**Material for this exercise**
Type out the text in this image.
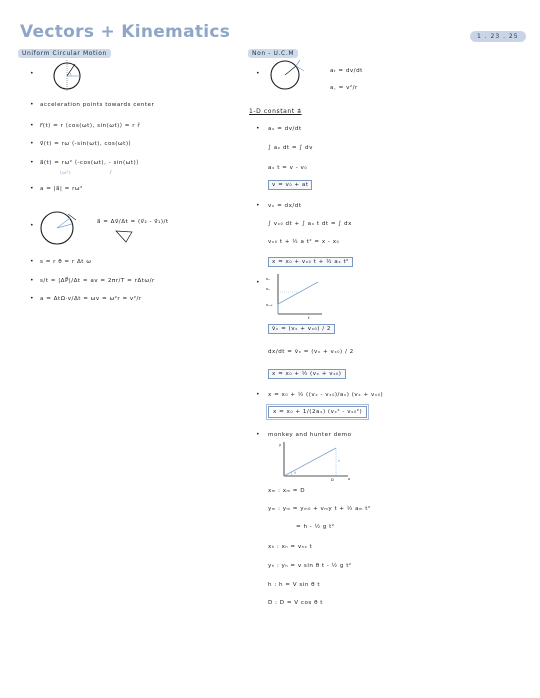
Vectors + Kinematics	1 . 23 . 25
Uniform Circular Motion
•
• acceleration points towards center
• r⃗(t) = r ⟨cos(ωt), sin(ωt)⟩ = r r̂
• v⃗(t) = rω ⟨-sin(ωt), cos(ωt)⟩
• a⃗(t) = rω² ⟨-cos(ωt), - sin(ωt)⟩
(ω²)	r̂
• a = |a⃗| = rω²
•	a⃗ = Δv⃗/Δt = (v⃗₂ - v⃗₁)/t
• s = r θ = r Δt ω
• s/t = |ΔP⃗|/Δt = av = 2πr/T = rΔtω/r
• a = ΔtΩ·v/Δt = ωv = ω²r = v²/r
Non - U.C.M
•	aₜ = dv/dt
a꜀ = v²/r
1-D constant a⃗
• aₓ = dv/dt
∫ aₓ dt = ∫ dv
aₓ t = v - v₀
v = v₀ + at
• vₓ = dx/dt
∫ vₓ₀ dt + ∫ aₓ t dt = ∫ dx
vₓ₀ t + ½ a t² = x - x₀
x = x₀ + vₓ₀ t + ½ aₓ t²
• vₓ
vₓ
vₓ,₀
t
v̄ₓ = (vₓ + vₓ₀) / 2
dx/dt = v̄ₓ = (vₓ + vₓ₀) / 2
x = x₀ + ½ (vₓ + vₓ₀)
• x = x₀ + ½ ((vₓ - vₓ₀)/aₓ) (vₓ + vₓ₀)
x = x₀ + 1/(2aₓ) (vₓ² - vₓ₀²)
• monkey and hunter demo
y
x
D
h
θ
xₘ : xₘ = D
yₘ : yₘ = yₘ₀ + vₘy t + ½ aₘ t²
= h - ½ g t²
xₕ : xₕ = vₕₓ t
yₕ : yₕ = v sin θ t - ½ g t²
h : h = V sin θ t
D : D = V cos θ t
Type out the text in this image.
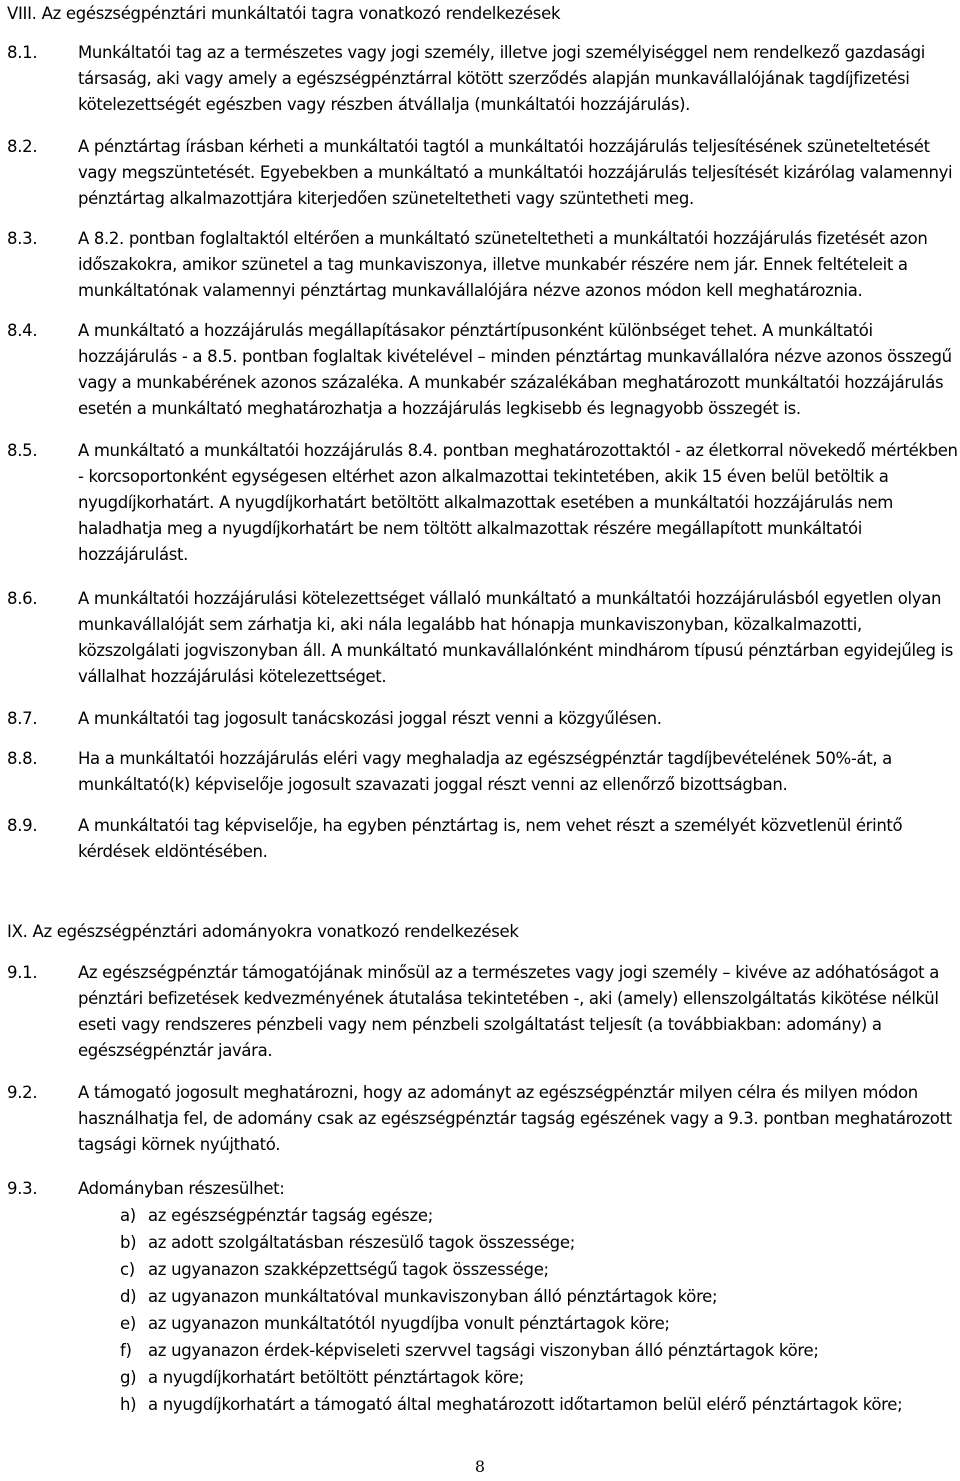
VIII. Az egészségpénztári munkáltatói tagra vonatkozó rendelkezések
8.1. Munkáltatói tag az a természetes vagy jogi személy, illetve jogi személyiséggel nem rendelkező gazdasági társaság, aki vagy amely a egészségpénztárral kötött szerződés alapján munkavállalójának tagdíjfizetési kötelezettségét egészben vagy részben átvállalja (munkáltatói hozzájárulás).
8.2. A pénztártag írásban kérheti a munkáltatói tagtól a munkáltatói hozzájárulás teljesítésének szüneteltetését vagy megszüntetését. Egyebekben a munkáltató a munkáltatói hozzájárulás teljesítését kizárólag valamennyi pénztártag alkalmazottjára kiterjedően szüneteltetheti vagy szüntetheti meg.
8.3. A 8.2. pontban foglaltaktól eltérően a munkáltató szüneteltetheti a munkáltatói hozzájárulás fizetését azon időszakokra, amikor szünetel a tag munkaviszonya, illetve munkabér részére nem jár. Ennek feltételeit a munkáltatónak valamennyi pénztártag munkavállalójára nézve azonos módon kell meghatároznia.
8.4. A munkáltató a hozzájárulás megállapításakor pénztártípusonként különbséget tehet. A munkáltatói hozzájárulás - a 8.5. pontban foglaltak kivételével – minden pénztártag munkavállalóra nézve azonos összegű vagy a munkabérének azonos százaléka. A munkabér százalékában meghatározott munkáltatói hozzájárulás esetén a munkáltató meghatározhatja a hozzájárulás legkisebb és legnagyobb összegét is.
8.5. A munkáltató a munkáltatói hozzájárulás 8.4. pontban meghatározottaktól - az életkorral növekedő mértékben - korcsoportonként egységesen eltérhet azon alkalmazottai tekintetében, akik 15 éven belül betöltik a nyugdíjkorhatárt. A nyugdíjkorhatárt betöltött alkalmazottak esetében a munkáltatói hozzájárulás nem haladhatja meg a nyugdíjkorhatárt be nem töltött alkalmazottak részére megállapított munkáltatói hozzájárulást.
8.6. A munkáltatói hozzájárulási kötelezettséget vállaló munkáltató a munkáltatói hozzájárulásból egyetlen olyan munkavállalóját sem zárhatja ki, aki nála legalább hat hónapja munkaviszonyban, közalkalmazotti, közszolgálati jogviszonyban áll. A munkáltató munkavállalónként mindhárom típusú pénztárban egyidejűleg is vállalhat hozzájárulási kötelezettséget.
8.7. A munkáltatói tag jogosult tanácskozási joggal részt venni a közgyűlésen.
8.8. Ha a munkáltatói hozzájárulás eléri vagy meghaladja az egészségpénztár tagdíjbevételének 50%-át, a munkáltató(k) képviselője jogosult szavazati joggal részt venni az ellenőrző bizottságban.
8.9. A munkáltatói tag képviselője, ha egyben pénztártag is, nem vehet részt a személyét közvetlenül érintő kérdések eldöntésében.
IX. Az egészségpénztári adományokra vonatkozó rendelkezések
9.1. Az egészségpénztár támogatójának minősül az a természetes vagy jogi személy – kivéve az adóhatóságot a pénztári befizetések kedvezményének átutalása tekintetében -, aki (amely) ellenszolgáltatás kikötése nélkül eseti vagy rendszeres pénzbeli vagy nem pénzbeli szolgáltatást teljesít (a továbbiakban: adomány) a egészségpénztár javára.
9.2. A támogató jogosult meghatározni, hogy az adományt az egészségpénztár milyen célra és milyen módon használhatja fel, de adomány csak az egészségpénztár tagság egészének vagy a 9.3. pontban meghatározott tagsági körnek nyújtható.
9.3. Adományban részesülhet:
a) az egészségpénztár tagság egésze;
b) az adott szolgáltatásban részesülő tagok összessége;
c) az ugyanazon szakképzettségű tagok összessége;
d) az ugyanazon munkáltatóval munkaviszonyban álló pénztártagok köre;
e) az ugyanazon munkáltatótól nyugdíjba vonult pénztártagok köre;
f) az ugyanazon érdek-képviseleti szervvel tagsági viszonyban álló pénztártagok köre;
g) a nyugdíjkorhatárt betöltött pénztártagok köre;
h) a nyugdíjkorhatárt a támogató által meghatározott időtartamon belül elérő pénztártagok köre;
8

**What is expected**
Print the whole listing above once more, word for word, without its pictures.

**Solution to this exercise**
Type out the text in this image.
Vectors + Kinematics	1 . 23 . 25
Uniform Circular Motion
•
• acceleration points towards center
• r⃗(t) = r ⟨cos(ωt), sin(ωt)⟩ = r r̂
• v⃗(t) = rω ⟨-sin(ωt), cos(ωt)⟩
• a⃗(t) = rω² ⟨-cos(ωt), - sin(ωt)⟩
(ω²)	r̂
• a = |a⃗| = rω²
•	a⃗ = Δv⃗/Δt = (v⃗₂ - v⃗₁)/t
• s = r θ = r Δt ω
• s/t = |ΔP⃗|/Δt = av = 2πr/T = rΔtω/r
• a = ΔtΩ·v/Δt = ωv = ω²r = v²/r
Non - U.C.M
•	aₜ = dv/dt
a꜀ = v²/r
1-D constant a⃗
• aₓ = dv/dt
∫ aₓ dt = ∫ dv
aₓ t = v - v₀
v = v₀ + at
• vₓ = dx/dt
∫ vₓ₀ dt + ∫ aₓ t dt = ∫ dx
vₓ₀ t + ½ a t² = x - x₀
x = x₀ + vₓ₀ t + ½ aₓ t²
• vₓ
vₓ
vₓ,₀
t
v̄ₓ = (vₓ + vₓ₀) / 2
dx/dt = v̄ₓ = (vₓ + vₓ₀) / 2
x = x₀ + ½ (vₓ + vₓ₀)
• x = x₀ + ½ ((vₓ - vₓ₀)/aₓ) (vₓ + vₓ₀)
x = x₀ + 1/(2aₓ) (vₓ² - vₓ₀²)
• monkey and hunter demo
y
x
D
h
θ
xₘ : xₘ = D
yₘ : yₘ = yₘ₀ + vₘy t + ½ aₘ t²
= h - ½ g t²
xₕ : xₕ = vₕₓ t
yₕ : yₕ = v sin θ t - ½ g t²
h : h = V sin θ t
D : D = V cos θ t
Type out the text in this image.
VIII. Az egészségpénztári munkáltatói tagra vonatkozó rendelkezések
8.1. Munkáltatói tag az a természetes vagy jogi személy, illetve jogi személyiséggel nem rendelkező gazdasági társaság, aki vagy amely a egészségpénztárral kötött szerződés alapján munkavállalójának tagdíjfizetési kötelezettségét egészben vagy részben átvállalja (munkáltatói hozzájárulás).
8.2. A pénztártag írásban kérheti a munkáltatói tagtól a munkáltatói hozzájárulás teljesítésének szüneteltetését vagy megszüntetését. Egyebekben a munkáltató a munkáltatói hozzájárulás teljesítését kizárólag valamennyi pénztártag alkalmazottjára kiterjedően szüneteltetheti vagy szüntetheti meg.
8.3. A 8.2. pontban foglaltaktól eltérően a munkáltató szüneteltetheti a munkáltatói hozzájárulás fizetését azon időszakokra, amikor szünetel a tag munkaviszonya, illetve munkabér részére nem jár. Ennek feltételeit a munkáltatónak valamennyi pénztártag munkavállalójára nézve azonos módon kell meghatároznia.
8.4. A munkáltató a hozzájárulás megállapításakor pénztártípusonként különbséget tehet. A munkáltatói hozzájárulás - a 8.5. pontban foglaltak kivételével – minden pénztártag munkavállalóra nézve azonos összegű vagy a munkabérének azonos százaléka. A munkabér százalékában meghatározott munkáltatói hozzájárulás esetén a munkáltató meghatározhatja a hozzájárulás legkisebb és legnagyobb összegét is.
8.5. A munkáltató a munkáltatói hozzájárulás 8.4. pontban meghatározottaktól - az életkorral növekedő mértékben - korcsoportonként egységesen eltérhet azon alkalmazottai tekintetében, akik 15 éven belül betöltik a nyugdíjkorhatárt. A nyugdíjkorhatárt betöltött alkalmazottak esetében a munkáltatói hozzájárulás nem haladhatja meg a nyugdíjkorhatárt be nem töltött alkalmazottak részére megállapított munkáltatói hozzájárulást.
8.6. A munkáltatói hozzájárulási kötelezettséget vállaló munkáltató a munkáltatói hozzájárulásból egyetlen olyan munkavállalóját sem zárhatja ki, aki nála legalább hat hónapja munkaviszonyban, közalkalmazotti, közszolgálati jogviszonyban áll. A munkáltató munkavállalónként mindhárom típusú pénztárban egyidejűleg is vállalhat hozzájárulási kötelezettséget.
8.7. A munkáltatói tag jogosult tanácskozási joggal részt venni a közgyűlésen.
8.8. Ha a munkáltatói hozzájárulás eléri vagy meghaladja az egészségpénztár tagdíjbevételének 50%-át, a munkáltató(k) képviselője jogosult szavazati joggal részt venni az ellenőrző bizottságban.
8.9. A munkáltatói tag képviselője, ha egyben pénztártag is, nem vehet részt a személyét közvetlenül érintő kérdések eldöntésében.
IX. Az egészségpénztári adományokra vonatkozó rendelkezések
9.1. Az egészségpénztár támogatójának minősül az a természetes vagy jogi személy – kivéve az adóhatóságot a pénztári befizetések kedvezményének átutalása tekintetében -, aki (amely) ellenszolgáltatás kikötése nélkül eseti vagy rendszeres pénzbeli vagy nem pénzbeli szolgáltatást teljesít (a továbbiakban: adomány) a egészségpénztár javára.
9.2. A támogató jogosult meghatározni, hogy az adományt az egészségpénztár milyen célra és milyen módon használhatja fel, de adomány csak az egészségpénztár tagság egészének vagy a 9.3. pontban meghatározott tagsági körnek nyújtható.
9.3. Adományban részesülhet:
a) az egészségpénztár tagság egésze;
b) az adott szolgáltatásban részesülő tagok összessége;
c) az ugyanazon szakképzettségű tagok összessége;
d) az ugyanazon munkáltatóval munkaviszonyban álló pénztártagok köre;
e) az ugyanazon munkáltatótól nyugdíjba vonult pénztártagok köre;
f) az ugyanazon érdek-képviseleti szervvel tagsági viszonyban álló pénztártagok köre;
g) a nyugdíjkorhatárt betöltött pénztártagok köre;
h) a nyugdíjkorhatárt a támogató által meghatározott időtartamon belül elérő pénztártagok köre;
8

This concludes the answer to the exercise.